** Begin EXTRACTED MATERIAL **

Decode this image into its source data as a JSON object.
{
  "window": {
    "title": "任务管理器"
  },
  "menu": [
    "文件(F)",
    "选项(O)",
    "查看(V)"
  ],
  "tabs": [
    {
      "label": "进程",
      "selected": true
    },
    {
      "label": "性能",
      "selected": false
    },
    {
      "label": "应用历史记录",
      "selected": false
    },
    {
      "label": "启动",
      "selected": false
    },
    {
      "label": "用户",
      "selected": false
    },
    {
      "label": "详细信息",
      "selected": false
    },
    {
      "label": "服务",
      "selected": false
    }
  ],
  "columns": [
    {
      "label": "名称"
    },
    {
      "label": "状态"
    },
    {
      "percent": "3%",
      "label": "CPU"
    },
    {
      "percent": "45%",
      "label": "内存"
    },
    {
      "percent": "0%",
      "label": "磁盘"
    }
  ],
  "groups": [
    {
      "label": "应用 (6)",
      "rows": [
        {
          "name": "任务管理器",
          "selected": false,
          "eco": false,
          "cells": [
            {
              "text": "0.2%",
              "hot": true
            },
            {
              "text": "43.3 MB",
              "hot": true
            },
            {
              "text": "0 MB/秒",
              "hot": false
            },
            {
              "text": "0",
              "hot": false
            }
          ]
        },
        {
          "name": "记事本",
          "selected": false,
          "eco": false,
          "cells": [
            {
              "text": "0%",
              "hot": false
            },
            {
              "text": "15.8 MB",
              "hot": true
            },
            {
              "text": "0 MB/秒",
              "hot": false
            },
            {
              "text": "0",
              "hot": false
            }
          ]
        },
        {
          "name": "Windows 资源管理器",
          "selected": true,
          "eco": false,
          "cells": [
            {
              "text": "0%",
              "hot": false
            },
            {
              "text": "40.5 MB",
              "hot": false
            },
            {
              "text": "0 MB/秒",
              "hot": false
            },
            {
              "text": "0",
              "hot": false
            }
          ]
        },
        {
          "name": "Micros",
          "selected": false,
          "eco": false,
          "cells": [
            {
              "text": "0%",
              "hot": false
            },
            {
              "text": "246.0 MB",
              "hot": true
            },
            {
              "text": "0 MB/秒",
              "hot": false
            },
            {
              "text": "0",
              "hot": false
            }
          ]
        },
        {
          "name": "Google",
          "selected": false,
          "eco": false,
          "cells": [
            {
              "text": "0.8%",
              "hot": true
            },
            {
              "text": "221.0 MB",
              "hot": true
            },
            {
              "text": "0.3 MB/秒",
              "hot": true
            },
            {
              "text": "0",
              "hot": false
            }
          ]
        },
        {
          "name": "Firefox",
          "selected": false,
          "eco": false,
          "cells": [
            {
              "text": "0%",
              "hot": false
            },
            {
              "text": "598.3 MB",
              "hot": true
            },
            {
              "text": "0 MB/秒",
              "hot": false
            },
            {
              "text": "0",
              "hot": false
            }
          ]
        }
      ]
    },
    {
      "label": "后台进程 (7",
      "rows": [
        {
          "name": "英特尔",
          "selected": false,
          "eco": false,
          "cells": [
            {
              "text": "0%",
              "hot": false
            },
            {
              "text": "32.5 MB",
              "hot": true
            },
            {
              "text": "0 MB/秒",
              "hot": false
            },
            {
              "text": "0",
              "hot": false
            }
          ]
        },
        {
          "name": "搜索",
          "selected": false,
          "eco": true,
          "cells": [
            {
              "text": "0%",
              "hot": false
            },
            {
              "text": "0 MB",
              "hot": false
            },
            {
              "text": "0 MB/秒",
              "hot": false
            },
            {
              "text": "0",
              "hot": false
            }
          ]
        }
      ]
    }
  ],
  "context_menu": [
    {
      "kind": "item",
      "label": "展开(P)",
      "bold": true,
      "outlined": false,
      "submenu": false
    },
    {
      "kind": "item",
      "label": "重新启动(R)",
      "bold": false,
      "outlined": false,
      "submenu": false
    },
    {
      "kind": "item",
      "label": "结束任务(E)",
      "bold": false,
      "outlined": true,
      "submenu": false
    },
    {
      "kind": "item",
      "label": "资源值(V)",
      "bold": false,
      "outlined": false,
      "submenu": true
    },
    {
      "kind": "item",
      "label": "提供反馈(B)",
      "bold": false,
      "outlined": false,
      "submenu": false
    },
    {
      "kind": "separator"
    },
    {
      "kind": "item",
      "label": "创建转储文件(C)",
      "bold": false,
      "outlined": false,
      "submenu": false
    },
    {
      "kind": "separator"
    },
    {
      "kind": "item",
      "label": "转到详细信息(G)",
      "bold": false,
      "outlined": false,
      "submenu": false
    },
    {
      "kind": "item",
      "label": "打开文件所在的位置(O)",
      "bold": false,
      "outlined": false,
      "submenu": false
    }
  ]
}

** End EXTRACTED MATERIAL **

Extract every line above exactly as it stands.

Decode this image into its source data as a JSON object.
{
  "window": {
    "title": "任务管理器"
  },
  "menu": [
    "文件(F)",
    "选项(O)",
    "查看(V)"
  ],
  "tabs": [
    {
      "label": "进程",
      "selected": true
    },
    {
      "label": "性能",
      "selected": false
    },
    {
      "label": "应用历史记录",
      "selected": false
    },
    {
      "label": "启动",
      "selected": false
    },
    {
      "label": "用户",
      "selected": false
    },
    {
      "label": "详细信息",
      "selected": false
    },
    {
      "label": "服务",
      "selected": false
    }
  ],
  "columns": [
    {
      "label": "名称"
    },
    {
      "label": "状态"
    },
    {
      "percent": "3%",
      "label": "CPU"
    },
    {
      "percent": "45%",
      "label": "内存"
    },
    {
      "percent": "0%",
      "label": "磁盘"
    }
  ],
  "groups": [
    {
      "label": "应用 (6)",
      "rows": [
        {
          "name": "任务管理器",
          "selected": false,
          "eco": false,
          "cells": [
            {
              "text": "0.2%",
              "hot": true
            },
            {
              "text": "43.3 MB",
              "hot": true
            },
            {
              "text": "0 MB/秒",
              "hot": false
            },
            {
              "text": "0",
              "hot": false
            }
          ]
        },
        {
          "name": "记事本",
          "selected": false,
          "eco": false,
          "cells": [
            {
              "text": "0%",
              "hot": false
            },
            {
              "text": "15.8 MB",
              "hot": true
            },
            {
              "text": "0 MB/秒",
              "hot": false
            },
            {
              "text": "0",
              "hot": false
            }
          ]
        },
        {
          "name": "Windows 资源管理器",
          "selected": true,
          "eco": false,
          "cells": [
            {
              "text": "0%",
              "hot": false
            },
            {
              "text": "40.5 MB",
              "hot": false
            },
            {
              "text": "0 MB/秒",
              "hot": false
            },
            {
              "text": "0",
              "hot": false
            }
          ]
        },
        {
          "name": "Micros",
          "selected": false,
          "eco": false,
          "cells": [
            {
              "text": "0%",
              "hot": false
            },
            {
              "text": "246.0 MB",
              "hot": true
            },
            {
              "text": "0 MB/秒",
              "hot": false
            },
            {
              "text": "0",
              "hot": false
            }
          ]
        },
        {
          "name": "Google",
          "selected": false,
          "eco": false,
          "cells": [
            {
              "text": "0.8%",
              "hot": true
            },
            {
              "text": "221.0 MB",
              "hot": true
            },
            {
              "text": "0.3 MB/秒",
              "hot": true
            },
            {
              "text": "0",
              "hot": false
            }
          ]
        },
        {
          "name": "Firefox",
          "selected": false,
          "eco": false,
          "cells": [
            {
              "text": "0%",
              "hot": false
            },
            {
              "text": "598.3 MB",
              "hot": true
            },
            {
              "text": "0 MB/秒",
              "hot": false
            },
            {
              "text": "0",
              "hot": false
            }
          ]
        }
      ]
    },
    {
      "label": "后台进程 (7",
      "rows": [
        {
          "name": "英特尔",
          "selected": false,
          "eco": false,
          "cells": [
            {
              "text": "0%",
              "hot": false
            },
            {
              "text": "32.5 MB",
              "hot": true
            },
            {
              "text": "0 MB/秒",
              "hot": false
            },
            {
              "text": "0",
              "hot": false
            }
          ]
        },
        {
          "name": "搜索",
          "selected": false,
          "eco": true,
          "cells": [
            {
              "text": "0%",
              "hot": false
            },
            {
              "text": "0 MB",
              "hot": false
            },
            {
              "text": "0 MB/秒",
              "hot": false
            },
            {
              "text": "0",
              "hot": false
            }
          ]
        }
      ]
    }
  ],
  "context_menu": [
    {
      "kind": "item",
      "label": "展开(P)",
      "bold": true,
      "outlined": false,
      "submenu": false
    },
    {
      "kind": "item",
      "label": "重新启动(R)",
      "bold": false,
      "outlined": false,
      "submenu": false
    },
    {
      "kind": "item",
      "label": "结束任务(E)",
      "bold": false,
      "outlined": true,
      "submenu": false
    },
    {
      "kind": "item",
      "label": "资源值(V)",
      "bold": false,
      "outlined": false,
      "submenu": true
    },
    {
      "kind": "item",
      "label": "提供反馈(B)",
      "bold": false,
      "outlined": false,
      "submenu": false
    },
    {
      "kind": "separator"
    },
    {
      "kind": "item",
      "label": "创建转储文件(C)",
      "bold": false,
      "outlined": false,
      "submenu": false
    },
    {
      "kind": "separator"
    },
    {
      "kind": "item",
      "label": "转到详细信息(G)",
      "bold": false,
      "outlined": false,
      "submenu": false
    },
    {
      "kind": "item",
      "label": "打开文件所在的位置(O)",
      "bold": false,
      "outlined": false,
      "submenu": false
    }
  ]
}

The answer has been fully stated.